* start SOURCE *

Keyboard shortcuts

Press or to navigate between chapters

Press S or / to search in the book

Press ? to show this help

Press Esc to hide this help

Deploying BNK trials on top

roksbnkctl up deploys a BNK trial — F5’s Lifecycle Operator, the CNE Instance, license bundles, and the cluster-side glue that makes them work — onto a ROKS cluster that already exists. “Already exists” means either provisioned by cluster up or registered from a pre-existing cluster.

For workspaces where the cluster and the trial are managed as separate phases (the v1.1.0 default — see Chapter 8), the trial layer also gets its own command pair: roksbnkctl bnk up / bnk down. bnk down tears down only the trial; the cluster keeps running, so the next iteration starts in 5-10 minutes instead of an hour. The bnk group is documented in §“The bnk up / bnk down command group” below.

* end SOURCE *
* start GIVEN ENTRIES *

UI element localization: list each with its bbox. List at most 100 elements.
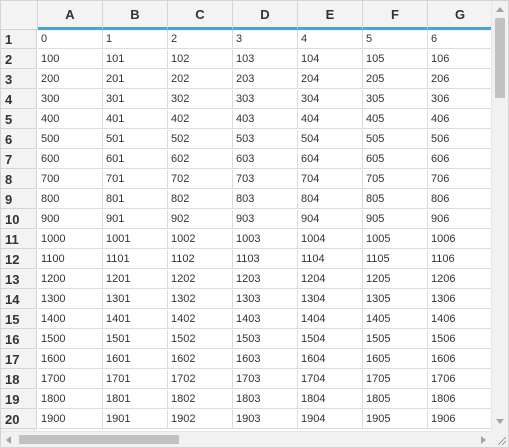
cell-e6[interactable]: 504: [298, 130, 363, 149]
cell-d2[interactable]: 103: [233, 50, 298, 69]
cell-c17[interactable]: 1602: [168, 350, 233, 369]
cell-d9[interactable]: 803: [233, 190, 298, 209]
cell-c16[interactable]: 1502: [168, 330, 233, 349]
cell-g14[interactable]: 1306: [428, 290, 491, 309]
cell-b17[interactable]: 1601: [103, 350, 168, 369]
cell-d14[interactable]: 1303: [233, 290, 298, 309]
cell-f7[interactable]: 605: [363, 150, 428, 169]
cell-b5[interactable]: 401: [103, 110, 168, 129]
cell-a11[interactable]: 1000: [38, 230, 103, 249]
resize-corner[interactable]: [491, 431, 508, 447]
cell-a18[interactable]: 1700: [38, 370, 103, 389]
cell-c15[interactable]: 1402: [168, 310, 233, 329]
row-header-13[interactable]: 13: [1, 270, 37, 289]
cell-e14[interactable]: 1304: [298, 290, 363, 309]
cell-g8[interactable]: 706: [428, 170, 491, 189]
column-header-g[interactable]: G: [428, 1, 493, 30]
cell-f8[interactable]: 705: [363, 170, 428, 189]
cell-b8[interactable]: 701: [103, 170, 168, 189]
row-header-12[interactable]: 12: [1, 250, 37, 269]
column-header-d[interactable]: D: [233, 1, 298, 30]
row-header-8[interactable]: 8: [1, 170, 37, 189]
chevron-left-icon[interactable]: [6, 436, 11, 444]
cell-f1[interactable]: 5: [363, 30, 428, 49]
cell-e13[interactable]: 1204: [298, 270, 363, 289]
cell-b2[interactable]: 101: [103, 50, 168, 69]
cell-d17[interactable]: 1603: [233, 350, 298, 369]
cell-d18[interactable]: 1703: [233, 370, 298, 389]
row-header-9[interactable]: 9: [1, 190, 37, 209]
cell-g15[interactable]: 1406: [428, 310, 491, 329]
cell-f20[interactable]: 1905: [363, 410, 428, 429]
cell-d1[interactable]: 3: [233, 30, 298, 49]
cell-g5[interactable]: 406: [428, 110, 491, 129]
chevron-down-icon[interactable]: [496, 419, 504, 424]
cell-c11[interactable]: 1002: [168, 230, 233, 249]
row-header-5[interactable]: 5: [1, 110, 37, 129]
cell-c19[interactable]: 1802: [168, 390, 233, 409]
cell-e11[interactable]: 1004: [298, 230, 363, 249]
cell-f10[interactable]: 905: [363, 210, 428, 229]
cell-d12[interactable]: 1103: [233, 250, 298, 269]
cell-f2[interactable]: 105: [363, 50, 428, 69]
cell-d4[interactable]: 303: [233, 90, 298, 109]
cell-a12[interactable]: 1100: [38, 250, 103, 269]
cell-d7[interactable]: 603: [233, 150, 298, 169]
cell-b12[interactable]: 1101: [103, 250, 168, 269]
cell-b4[interactable]: 301: [103, 90, 168, 109]
cell-g18[interactable]: 1706: [428, 370, 491, 389]
cell-d20[interactable]: 1903: [233, 410, 298, 429]
row-header-16[interactable]: 16: [1, 330, 37, 349]
cell-a7[interactable]: 600: [38, 150, 103, 169]
cell-b1[interactable]: 1: [103, 30, 168, 49]
row-header-2[interactable]: 2: [1, 50, 37, 69]
row-header-6[interactable]: 6: [1, 130, 37, 149]
cell-e20[interactable]: 1904: [298, 410, 363, 429]
cell-a14[interactable]: 1300: [38, 290, 103, 309]
cell-a16[interactable]: 1500: [38, 330, 103, 349]
cell-e10[interactable]: 904: [298, 210, 363, 229]
cell-g10[interactable]: 906: [428, 210, 491, 229]
cell-g16[interactable]: 1506: [428, 330, 491, 349]
cell-e12[interactable]: 1104: [298, 250, 363, 269]
row-header-15[interactable]: 15: [1, 310, 37, 329]
cell-c12[interactable]: 1102: [168, 250, 233, 269]
horizontal-scroll-thumb[interactable]: [19, 435, 179, 444]
cell-b11[interactable]: 1001: [103, 230, 168, 249]
cell-a9[interactable]: 800: [38, 190, 103, 209]
cell-f18[interactable]: 1705: [363, 370, 428, 389]
cell-c6[interactable]: 502: [168, 130, 233, 149]
cell-b10[interactable]: 901: [103, 210, 168, 229]
cell-g9[interactable]: 806: [428, 190, 491, 209]
cell-a13[interactable]: 1200: [38, 270, 103, 289]
row-header-11[interactable]: 11: [1, 230, 37, 249]
cell-e3[interactable]: 204: [298, 70, 363, 89]
row-header-10[interactable]: 10: [1, 210, 37, 229]
cell-a6[interactable]: 500: [38, 130, 103, 149]
vertical-scroll-thumb[interactable]: [495, 18, 505, 98]
cell-e2[interactable]: 104: [298, 50, 363, 69]
row-header-14[interactable]: 14: [1, 290, 37, 309]
row-header-7[interactable]: 7: [1, 150, 37, 169]
cell-c13[interactable]: 1202: [168, 270, 233, 289]
cell-c2[interactable]: 102: [168, 50, 233, 69]
cell-c9[interactable]: 802: [168, 190, 233, 209]
cell-c14[interactable]: 1302: [168, 290, 233, 309]
cell-f9[interactable]: 805: [363, 190, 428, 209]
select-all-corner[interactable]: [1, 1, 38, 30]
cell-b18[interactable]: 1701: [103, 370, 168, 389]
cell-a5[interactable]: 400: [38, 110, 103, 129]
cell-f13[interactable]: 1205: [363, 270, 428, 289]
cell-d8[interactable]: 703: [233, 170, 298, 189]
cell-d10[interactable]: 903: [233, 210, 298, 229]
cell-c3[interactable]: 202: [168, 70, 233, 89]
cell-f19[interactable]: 1805: [363, 390, 428, 409]
row-header-20[interactable]: 20: [1, 410, 37, 429]
cell-c4[interactable]: 302: [168, 90, 233, 109]
cell-e18[interactable]: 1704: [298, 370, 363, 389]
cell-f6[interactable]: 505: [363, 130, 428, 149]
row-header-3[interactable]: 3: [1, 70, 37, 89]
cell-b6[interactable]: 501: [103, 130, 168, 149]
cell-g2[interactable]: 106: [428, 50, 491, 69]
cell-e8[interactable]: 704: [298, 170, 363, 189]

* end GIVEN ENTRIES *

• **SET TASK**
Write out the part of the passage on deploying BNK trials starting with "Deploying BNK trials" and going on through "a pre-existing cluster.", and change "Lifecycle Operator" to "Lifecycle Controller".

• **FULL OUTPUT**
Deploying BNK trials on top

roksbnkctl up deploys a BNK trial — F5’s Lifecycle Controller, the CNE Instance, license bundles, and the cluster-side glue that makes them work — onto a ROKS cluster that already exists. “Already exists” means either provisioned by cluster up or registered from a pre-existing cluster.